(Items from a data source)
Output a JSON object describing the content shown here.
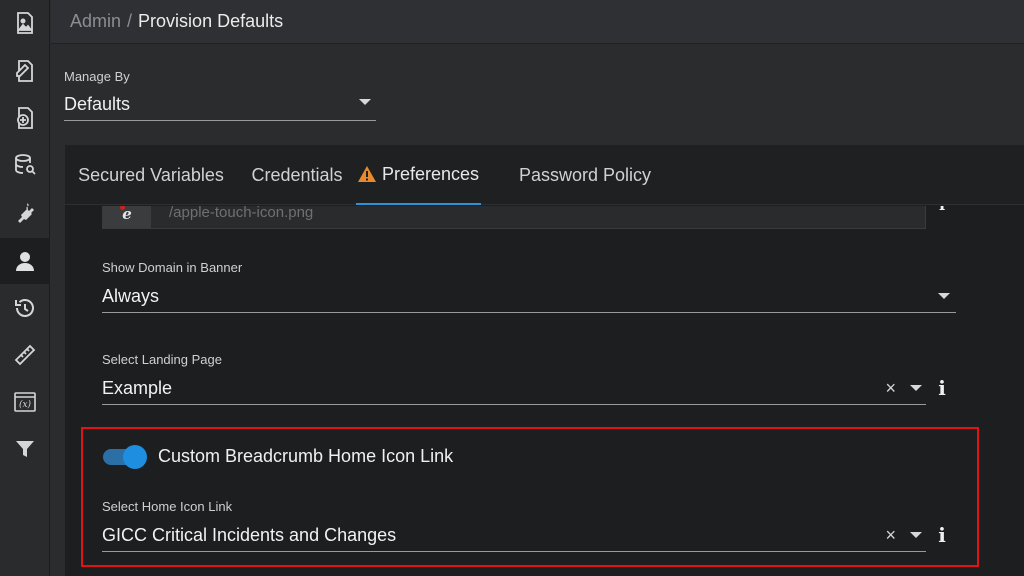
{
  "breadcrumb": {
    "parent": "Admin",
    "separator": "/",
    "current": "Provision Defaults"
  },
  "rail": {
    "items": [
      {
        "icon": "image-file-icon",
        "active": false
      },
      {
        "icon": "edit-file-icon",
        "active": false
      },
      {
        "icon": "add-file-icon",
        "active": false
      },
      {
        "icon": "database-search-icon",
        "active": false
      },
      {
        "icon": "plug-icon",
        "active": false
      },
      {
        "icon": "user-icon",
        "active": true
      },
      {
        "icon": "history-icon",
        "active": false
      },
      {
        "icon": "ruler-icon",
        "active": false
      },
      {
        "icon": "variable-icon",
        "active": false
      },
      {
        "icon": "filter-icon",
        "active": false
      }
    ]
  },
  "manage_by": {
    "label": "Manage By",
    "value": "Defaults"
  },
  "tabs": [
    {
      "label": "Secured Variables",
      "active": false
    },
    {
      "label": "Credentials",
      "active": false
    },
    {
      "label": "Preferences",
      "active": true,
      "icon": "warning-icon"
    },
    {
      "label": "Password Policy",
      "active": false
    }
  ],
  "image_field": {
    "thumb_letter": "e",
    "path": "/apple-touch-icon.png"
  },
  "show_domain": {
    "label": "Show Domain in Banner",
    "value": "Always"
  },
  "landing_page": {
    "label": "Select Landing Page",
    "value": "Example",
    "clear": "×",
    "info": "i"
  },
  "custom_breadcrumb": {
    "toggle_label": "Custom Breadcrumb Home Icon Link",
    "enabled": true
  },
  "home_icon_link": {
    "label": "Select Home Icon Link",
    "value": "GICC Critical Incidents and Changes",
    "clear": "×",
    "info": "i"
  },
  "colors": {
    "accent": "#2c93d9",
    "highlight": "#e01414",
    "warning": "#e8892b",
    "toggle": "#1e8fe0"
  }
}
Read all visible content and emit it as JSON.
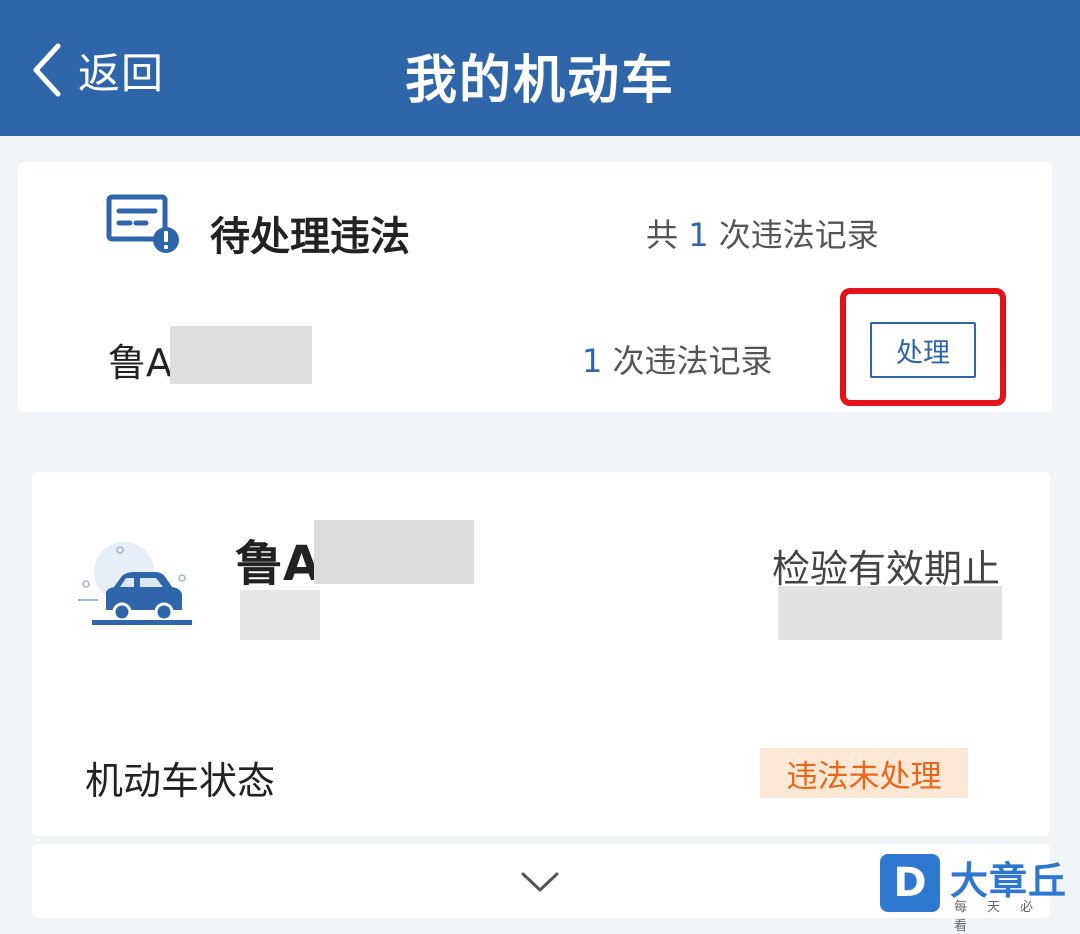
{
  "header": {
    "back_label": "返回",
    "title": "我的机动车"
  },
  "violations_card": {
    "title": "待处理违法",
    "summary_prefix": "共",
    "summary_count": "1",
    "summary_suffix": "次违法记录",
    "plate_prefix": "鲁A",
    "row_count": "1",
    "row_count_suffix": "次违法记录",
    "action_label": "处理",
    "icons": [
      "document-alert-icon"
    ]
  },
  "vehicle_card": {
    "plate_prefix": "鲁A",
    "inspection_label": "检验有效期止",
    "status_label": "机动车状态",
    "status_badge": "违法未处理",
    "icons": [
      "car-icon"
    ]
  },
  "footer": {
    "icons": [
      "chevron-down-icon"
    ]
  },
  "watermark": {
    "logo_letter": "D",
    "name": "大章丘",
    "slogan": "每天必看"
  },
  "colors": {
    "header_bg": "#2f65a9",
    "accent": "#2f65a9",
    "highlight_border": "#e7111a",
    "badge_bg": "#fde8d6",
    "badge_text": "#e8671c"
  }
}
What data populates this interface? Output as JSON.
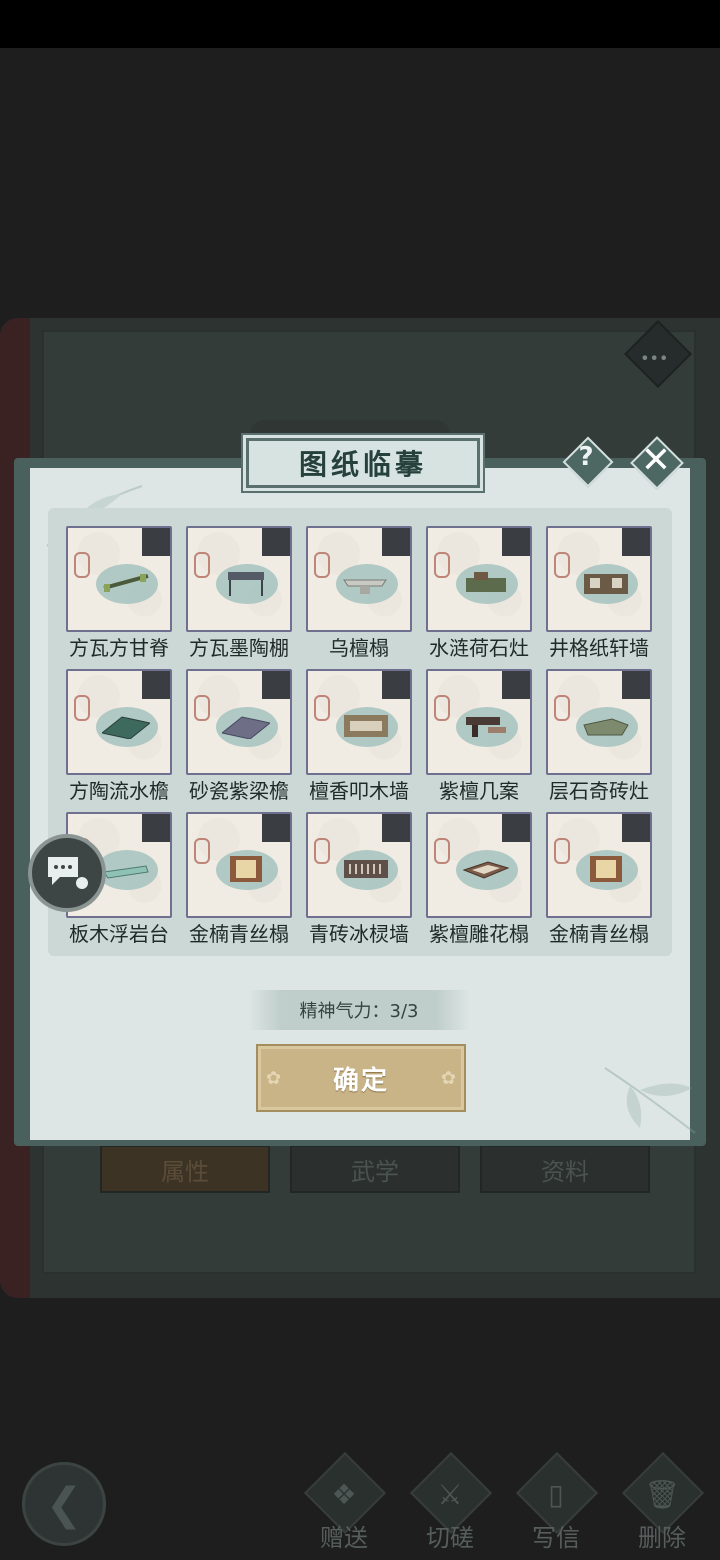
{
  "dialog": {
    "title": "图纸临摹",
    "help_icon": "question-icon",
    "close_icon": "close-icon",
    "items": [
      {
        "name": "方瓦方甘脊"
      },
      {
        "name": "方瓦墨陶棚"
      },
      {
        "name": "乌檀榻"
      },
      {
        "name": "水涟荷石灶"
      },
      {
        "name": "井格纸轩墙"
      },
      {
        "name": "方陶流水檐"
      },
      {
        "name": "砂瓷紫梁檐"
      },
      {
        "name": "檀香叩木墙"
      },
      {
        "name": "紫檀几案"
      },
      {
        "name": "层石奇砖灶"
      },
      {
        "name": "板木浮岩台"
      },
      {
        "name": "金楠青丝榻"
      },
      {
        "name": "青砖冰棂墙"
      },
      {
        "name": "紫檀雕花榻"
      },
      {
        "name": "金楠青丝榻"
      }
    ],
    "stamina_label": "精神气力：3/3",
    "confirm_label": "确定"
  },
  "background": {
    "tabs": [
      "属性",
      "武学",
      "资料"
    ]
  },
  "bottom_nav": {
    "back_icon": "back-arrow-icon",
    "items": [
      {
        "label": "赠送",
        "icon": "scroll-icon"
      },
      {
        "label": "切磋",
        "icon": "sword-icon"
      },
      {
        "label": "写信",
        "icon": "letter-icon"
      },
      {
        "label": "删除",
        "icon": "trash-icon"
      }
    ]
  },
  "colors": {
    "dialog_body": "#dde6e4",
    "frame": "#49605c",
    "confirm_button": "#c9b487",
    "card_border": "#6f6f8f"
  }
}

§ SHORT EXERCISE: Transcribe every line in the entries above, taking out only the images.

§ WRITTEN RESPONSE:
Output a JSON object describing the content shown here.
{
  "breadcrumb": {
    "parent": "Admin",
    "separator": "/",
    "current": "Provision Defaults"
  },
  "rail": {
    "items": [
      {
        "icon": "image-file-icon",
        "active": false
      },
      {
        "icon": "edit-file-icon",
        "active": false
      },
      {
        "icon": "add-file-icon",
        "active": false
      },
      {
        "icon": "database-search-icon",
        "active": false
      },
      {
        "icon": "plug-icon",
        "active": false
      },
      {
        "icon": "user-icon",
        "active": true
      },
      {
        "icon": "history-icon",
        "active": false
      },
      {
        "icon": "ruler-icon",
        "active": false
      },
      {
        "icon": "variable-icon",
        "active": false
      },
      {
        "icon": "filter-icon",
        "active": false
      }
    ]
  },
  "manage_by": {
    "label": "Manage By",
    "value": "Defaults"
  },
  "tabs": [
    {
      "label": "Secured Variables",
      "active": false
    },
    {
      "label": "Credentials",
      "active": false
    },
    {
      "label": "Preferences",
      "active": true,
      "icon": "warning-icon"
    },
    {
      "label": "Password Policy",
      "active": false
    }
  ],
  "image_field": {
    "thumb_letter": "e",
    "path": "/apple-touch-icon.png"
  },
  "show_domain": {
    "label": "Show Domain in Banner",
    "value": "Always"
  },
  "landing_page": {
    "label": "Select Landing Page",
    "value": "Example",
    "clear": "×",
    "info": "i"
  },
  "custom_breadcrumb": {
    "toggle_label": "Custom Breadcrumb Home Icon Link",
    "enabled": true
  },
  "home_icon_link": {
    "label": "Select Home Icon Link",
    "value": "GICC Critical Incidents and Changes",
    "clear": "×",
    "info": "i"
  },
  "colors": {
    "accent": "#2c93d9",
    "highlight": "#e01414",
    "warning": "#e8892b",
    "toggle": "#1e8fe0"
  }
}
Read all visible content and emit it as JSON.
{
  "header": {
    "back_label": "返回",
    "title": "我的机动车"
  },
  "violations_card": {
    "title": "待处理违法",
    "summary_prefix": "共",
    "summary_count": "1",
    "summary_suffix": "次违法记录",
    "plate_prefix": "鲁A",
    "row_count": "1",
    "row_count_suffix": "次违法记录",
    "action_label": "处理",
    "icons": [
      "document-alert-icon"
    ]
  },
  "vehicle_card": {
    "plate_prefix": "鲁A",
    "inspection_label": "检验有效期止",
    "status_label": "机动车状态",
    "status_badge": "违法未处理",
    "icons": [
      "car-icon"
    ]
  },
  "footer": {
    "icons": [
      "chevron-down-icon"
    ]
  },
  "watermark": {
    "logo_letter": "D",
    "name": "大章丘",
    "slogan": "每天必看"
  },
  "colors": {
    "header_bg": "#2f65a9",
    "accent": "#2f65a9",
    "highlight_border": "#e7111a",
    "badge_bg": "#fde8d6",
    "badge_text": "#e8671c"
  }
}
What data populates this interface? Output as JSON.
{
  "dialog": {
    "title": "图纸临摹",
    "help_icon": "question-icon",
    "close_icon": "close-icon",
    "items": [
      {
        "name": "方瓦方甘脊"
      },
      {
        "name": "方瓦墨陶棚"
      },
      {
        "name": "乌檀榻"
      },
      {
        "name": "水涟荷石灶"
      },
      {
        "name": "井格纸轩墙"
      },
      {
        "name": "方陶流水檐"
      },
      {
        "name": "砂瓷紫梁檐"
      },
      {
        "name": "檀香叩木墙"
      },
      {
        "name": "紫檀几案"
      },
      {
        "name": "层石奇砖灶"
      },
      {
        "name": "板木浮岩台"
      },
      {
        "name": "金楠青丝榻"
      },
      {
        "name": "青砖冰棂墙"
      },
      {
        "name": "紫檀雕花榻"
      },
      {
        "name": "金楠青丝榻"
      }
    ],
    "stamina_label": "精神气力：3/3",
    "confirm_label": "确定"
  },
  "background": {
    "tabs": [
      "属性",
      "武学",
      "资料"
    ]
  },
  "bottom_nav": {
    "back_icon": "back-arrow-icon",
    "items": [
      {
        "label": "赠送",
        "icon": "scroll-icon"
      },
      {
        "label": "切磋",
        "icon": "sword-icon"
      },
      {
        "label": "写信",
        "icon": "letter-icon"
      },
      {
        "label": "删除",
        "icon": "trash-icon"
      }
    ]
  },
  "colors": {
    "dialog_body": "#dde6e4",
    "frame": "#49605c",
    "confirm_button": "#c9b487",
    "card_border": "#6f6f8f"
  }
}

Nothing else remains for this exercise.